Written task => Scan the entries below. List each line with "Kerberos".

## Begin Information shown

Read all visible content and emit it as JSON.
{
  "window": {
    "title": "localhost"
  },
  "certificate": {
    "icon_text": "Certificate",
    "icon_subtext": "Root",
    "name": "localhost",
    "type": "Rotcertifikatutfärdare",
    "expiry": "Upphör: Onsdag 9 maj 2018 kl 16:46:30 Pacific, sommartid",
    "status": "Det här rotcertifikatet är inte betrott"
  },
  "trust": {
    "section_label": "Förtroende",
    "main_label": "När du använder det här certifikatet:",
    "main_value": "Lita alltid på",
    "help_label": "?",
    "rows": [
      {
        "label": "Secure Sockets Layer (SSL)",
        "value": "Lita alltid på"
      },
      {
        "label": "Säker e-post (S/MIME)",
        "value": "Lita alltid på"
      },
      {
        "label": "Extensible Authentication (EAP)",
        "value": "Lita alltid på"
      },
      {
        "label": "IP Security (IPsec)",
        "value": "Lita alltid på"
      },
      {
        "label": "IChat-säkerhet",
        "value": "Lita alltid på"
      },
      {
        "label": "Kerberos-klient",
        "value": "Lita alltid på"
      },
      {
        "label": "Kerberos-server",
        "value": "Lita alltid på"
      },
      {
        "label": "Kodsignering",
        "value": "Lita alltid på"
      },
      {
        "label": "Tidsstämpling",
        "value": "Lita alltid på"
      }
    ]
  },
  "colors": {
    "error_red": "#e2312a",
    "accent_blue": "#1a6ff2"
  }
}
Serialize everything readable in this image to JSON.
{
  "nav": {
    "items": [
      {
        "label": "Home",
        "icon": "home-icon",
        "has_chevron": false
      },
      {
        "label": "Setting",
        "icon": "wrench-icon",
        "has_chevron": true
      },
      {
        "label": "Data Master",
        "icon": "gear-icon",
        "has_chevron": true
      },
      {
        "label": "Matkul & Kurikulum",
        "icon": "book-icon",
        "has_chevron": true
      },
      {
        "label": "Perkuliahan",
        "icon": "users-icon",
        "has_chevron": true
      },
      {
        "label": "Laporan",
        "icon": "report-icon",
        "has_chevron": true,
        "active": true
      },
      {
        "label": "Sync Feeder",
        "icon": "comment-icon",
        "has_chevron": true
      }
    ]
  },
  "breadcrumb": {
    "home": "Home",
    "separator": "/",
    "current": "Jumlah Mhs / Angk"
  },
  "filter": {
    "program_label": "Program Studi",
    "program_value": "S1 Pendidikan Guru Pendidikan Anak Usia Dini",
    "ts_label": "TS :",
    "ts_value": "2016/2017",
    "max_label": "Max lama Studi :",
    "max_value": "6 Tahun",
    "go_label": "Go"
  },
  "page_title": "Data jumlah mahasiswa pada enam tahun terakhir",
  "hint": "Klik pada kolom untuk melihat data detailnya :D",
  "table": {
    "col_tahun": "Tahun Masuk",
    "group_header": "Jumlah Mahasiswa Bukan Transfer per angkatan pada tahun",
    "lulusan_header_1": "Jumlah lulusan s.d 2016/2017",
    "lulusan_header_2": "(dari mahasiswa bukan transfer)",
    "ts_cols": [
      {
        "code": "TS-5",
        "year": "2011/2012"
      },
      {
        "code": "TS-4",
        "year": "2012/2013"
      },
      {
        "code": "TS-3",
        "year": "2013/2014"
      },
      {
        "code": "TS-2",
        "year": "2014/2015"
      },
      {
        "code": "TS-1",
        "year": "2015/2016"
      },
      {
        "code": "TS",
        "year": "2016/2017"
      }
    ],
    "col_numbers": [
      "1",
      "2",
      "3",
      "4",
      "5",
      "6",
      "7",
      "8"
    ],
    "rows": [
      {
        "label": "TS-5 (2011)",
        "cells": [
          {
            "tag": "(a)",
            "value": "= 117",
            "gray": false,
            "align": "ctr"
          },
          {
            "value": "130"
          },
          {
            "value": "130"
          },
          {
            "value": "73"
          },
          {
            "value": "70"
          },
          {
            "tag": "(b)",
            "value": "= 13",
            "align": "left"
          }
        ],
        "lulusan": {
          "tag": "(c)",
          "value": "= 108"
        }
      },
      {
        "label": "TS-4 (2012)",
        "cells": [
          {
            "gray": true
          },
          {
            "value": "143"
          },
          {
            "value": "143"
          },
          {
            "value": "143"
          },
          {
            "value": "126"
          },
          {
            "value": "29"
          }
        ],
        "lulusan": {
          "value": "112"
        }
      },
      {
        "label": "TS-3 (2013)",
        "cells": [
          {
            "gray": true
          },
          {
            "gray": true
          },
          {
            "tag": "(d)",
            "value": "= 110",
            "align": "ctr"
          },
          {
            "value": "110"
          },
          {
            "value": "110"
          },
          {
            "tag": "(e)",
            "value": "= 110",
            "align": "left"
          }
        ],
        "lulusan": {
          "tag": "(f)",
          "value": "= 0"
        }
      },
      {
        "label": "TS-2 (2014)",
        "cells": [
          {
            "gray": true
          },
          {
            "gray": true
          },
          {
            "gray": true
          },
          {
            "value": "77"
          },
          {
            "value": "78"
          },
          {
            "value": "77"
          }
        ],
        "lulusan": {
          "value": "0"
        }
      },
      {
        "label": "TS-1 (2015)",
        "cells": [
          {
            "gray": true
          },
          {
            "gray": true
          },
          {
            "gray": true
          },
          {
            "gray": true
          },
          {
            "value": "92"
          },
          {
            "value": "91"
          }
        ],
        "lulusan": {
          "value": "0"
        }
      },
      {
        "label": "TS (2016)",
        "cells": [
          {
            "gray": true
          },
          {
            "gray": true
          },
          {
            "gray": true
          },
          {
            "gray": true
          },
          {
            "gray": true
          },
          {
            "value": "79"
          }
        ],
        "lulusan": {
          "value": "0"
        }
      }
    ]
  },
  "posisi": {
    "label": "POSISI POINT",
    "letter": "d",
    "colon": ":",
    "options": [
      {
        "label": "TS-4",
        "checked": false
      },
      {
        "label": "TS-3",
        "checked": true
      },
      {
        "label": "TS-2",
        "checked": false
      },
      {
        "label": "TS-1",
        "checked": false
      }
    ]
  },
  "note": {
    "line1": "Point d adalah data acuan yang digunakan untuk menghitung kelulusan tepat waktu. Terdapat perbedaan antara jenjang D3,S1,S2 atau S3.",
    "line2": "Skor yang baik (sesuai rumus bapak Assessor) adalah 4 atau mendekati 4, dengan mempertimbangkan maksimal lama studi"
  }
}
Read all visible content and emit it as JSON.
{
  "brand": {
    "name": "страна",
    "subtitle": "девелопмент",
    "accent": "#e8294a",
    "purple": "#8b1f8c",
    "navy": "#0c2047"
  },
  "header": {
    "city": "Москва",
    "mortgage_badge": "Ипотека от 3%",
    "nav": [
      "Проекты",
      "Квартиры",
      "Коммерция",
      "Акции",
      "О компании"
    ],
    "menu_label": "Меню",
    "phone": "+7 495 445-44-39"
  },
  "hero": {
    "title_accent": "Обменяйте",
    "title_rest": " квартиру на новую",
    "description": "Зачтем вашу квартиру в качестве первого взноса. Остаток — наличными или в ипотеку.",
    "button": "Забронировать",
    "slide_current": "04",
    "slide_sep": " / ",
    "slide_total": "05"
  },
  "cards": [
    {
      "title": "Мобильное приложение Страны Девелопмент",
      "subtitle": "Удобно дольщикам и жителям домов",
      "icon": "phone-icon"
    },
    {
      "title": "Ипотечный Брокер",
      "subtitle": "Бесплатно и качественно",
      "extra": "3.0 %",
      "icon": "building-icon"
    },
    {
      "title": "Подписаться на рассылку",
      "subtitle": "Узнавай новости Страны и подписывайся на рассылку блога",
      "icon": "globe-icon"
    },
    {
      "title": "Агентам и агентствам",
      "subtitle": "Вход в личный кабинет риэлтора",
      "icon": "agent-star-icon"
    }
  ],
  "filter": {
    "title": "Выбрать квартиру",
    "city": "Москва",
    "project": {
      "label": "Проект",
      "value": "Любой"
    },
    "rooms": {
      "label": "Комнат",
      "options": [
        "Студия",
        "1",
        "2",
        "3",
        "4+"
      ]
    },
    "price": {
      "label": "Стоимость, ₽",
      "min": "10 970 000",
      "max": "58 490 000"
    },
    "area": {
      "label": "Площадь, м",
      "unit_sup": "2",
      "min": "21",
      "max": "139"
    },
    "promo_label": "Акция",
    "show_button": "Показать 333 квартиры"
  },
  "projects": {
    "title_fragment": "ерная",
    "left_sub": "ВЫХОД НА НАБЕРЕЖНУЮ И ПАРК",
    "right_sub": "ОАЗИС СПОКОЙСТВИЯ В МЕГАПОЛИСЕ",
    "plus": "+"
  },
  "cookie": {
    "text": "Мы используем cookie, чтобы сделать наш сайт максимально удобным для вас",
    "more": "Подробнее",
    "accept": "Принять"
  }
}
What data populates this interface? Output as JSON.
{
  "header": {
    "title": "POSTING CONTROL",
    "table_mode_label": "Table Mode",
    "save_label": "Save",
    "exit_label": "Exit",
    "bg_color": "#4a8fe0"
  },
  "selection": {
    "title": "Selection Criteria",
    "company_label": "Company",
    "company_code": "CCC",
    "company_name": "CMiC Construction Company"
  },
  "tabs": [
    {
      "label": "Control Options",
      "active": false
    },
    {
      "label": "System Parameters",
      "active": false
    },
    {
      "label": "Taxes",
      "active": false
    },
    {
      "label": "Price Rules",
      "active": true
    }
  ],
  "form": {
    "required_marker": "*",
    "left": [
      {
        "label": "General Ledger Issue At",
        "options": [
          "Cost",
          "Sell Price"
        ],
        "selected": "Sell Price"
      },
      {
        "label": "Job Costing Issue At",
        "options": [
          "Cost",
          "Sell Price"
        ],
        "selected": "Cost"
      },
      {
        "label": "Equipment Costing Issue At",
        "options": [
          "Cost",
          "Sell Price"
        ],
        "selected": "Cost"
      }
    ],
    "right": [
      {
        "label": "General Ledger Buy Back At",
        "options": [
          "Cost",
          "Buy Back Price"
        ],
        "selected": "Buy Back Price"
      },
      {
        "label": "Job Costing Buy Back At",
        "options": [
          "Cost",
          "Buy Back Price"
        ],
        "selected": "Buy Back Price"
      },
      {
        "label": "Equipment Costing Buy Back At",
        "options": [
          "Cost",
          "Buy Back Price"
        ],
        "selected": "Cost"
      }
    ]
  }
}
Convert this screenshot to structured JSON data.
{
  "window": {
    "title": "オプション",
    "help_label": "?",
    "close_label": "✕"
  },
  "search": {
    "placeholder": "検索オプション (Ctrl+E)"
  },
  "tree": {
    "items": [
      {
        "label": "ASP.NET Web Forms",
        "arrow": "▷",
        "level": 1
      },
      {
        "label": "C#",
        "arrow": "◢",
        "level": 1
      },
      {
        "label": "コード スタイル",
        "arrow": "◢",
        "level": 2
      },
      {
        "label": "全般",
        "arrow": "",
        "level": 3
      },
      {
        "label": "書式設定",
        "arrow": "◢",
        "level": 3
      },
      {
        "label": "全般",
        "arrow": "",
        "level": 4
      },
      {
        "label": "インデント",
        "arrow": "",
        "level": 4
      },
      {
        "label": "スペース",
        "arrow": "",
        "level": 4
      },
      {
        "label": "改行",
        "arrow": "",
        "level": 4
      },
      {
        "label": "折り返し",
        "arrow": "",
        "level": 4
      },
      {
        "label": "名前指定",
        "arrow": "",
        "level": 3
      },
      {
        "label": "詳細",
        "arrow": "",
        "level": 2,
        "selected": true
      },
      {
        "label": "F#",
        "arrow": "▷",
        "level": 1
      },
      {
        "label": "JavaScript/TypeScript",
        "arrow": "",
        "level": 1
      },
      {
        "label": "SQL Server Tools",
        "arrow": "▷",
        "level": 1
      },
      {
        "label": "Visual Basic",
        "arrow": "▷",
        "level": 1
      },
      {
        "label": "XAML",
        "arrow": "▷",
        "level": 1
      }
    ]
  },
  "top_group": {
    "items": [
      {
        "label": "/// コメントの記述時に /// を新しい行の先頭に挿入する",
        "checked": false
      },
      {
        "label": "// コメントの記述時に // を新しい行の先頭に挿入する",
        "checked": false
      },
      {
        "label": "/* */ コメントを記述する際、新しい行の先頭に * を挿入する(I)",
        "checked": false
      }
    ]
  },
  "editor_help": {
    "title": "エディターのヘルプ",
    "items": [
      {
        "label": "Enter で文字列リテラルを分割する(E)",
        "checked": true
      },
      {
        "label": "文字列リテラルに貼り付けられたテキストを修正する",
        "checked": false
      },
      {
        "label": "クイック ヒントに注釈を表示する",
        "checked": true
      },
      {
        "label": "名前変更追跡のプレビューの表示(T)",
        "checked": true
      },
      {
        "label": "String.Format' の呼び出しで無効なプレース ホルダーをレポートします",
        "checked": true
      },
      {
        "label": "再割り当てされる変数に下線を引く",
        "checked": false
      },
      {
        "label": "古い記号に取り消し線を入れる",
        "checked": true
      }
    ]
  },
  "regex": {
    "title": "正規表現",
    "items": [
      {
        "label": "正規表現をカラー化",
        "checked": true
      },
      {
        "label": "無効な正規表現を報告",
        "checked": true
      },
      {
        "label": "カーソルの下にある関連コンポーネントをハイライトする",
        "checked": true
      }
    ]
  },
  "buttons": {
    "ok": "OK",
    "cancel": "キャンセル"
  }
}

## End Information shown

Complete output =>
        "label": "Kerberos-klient",
        "label": "Kerberos-server",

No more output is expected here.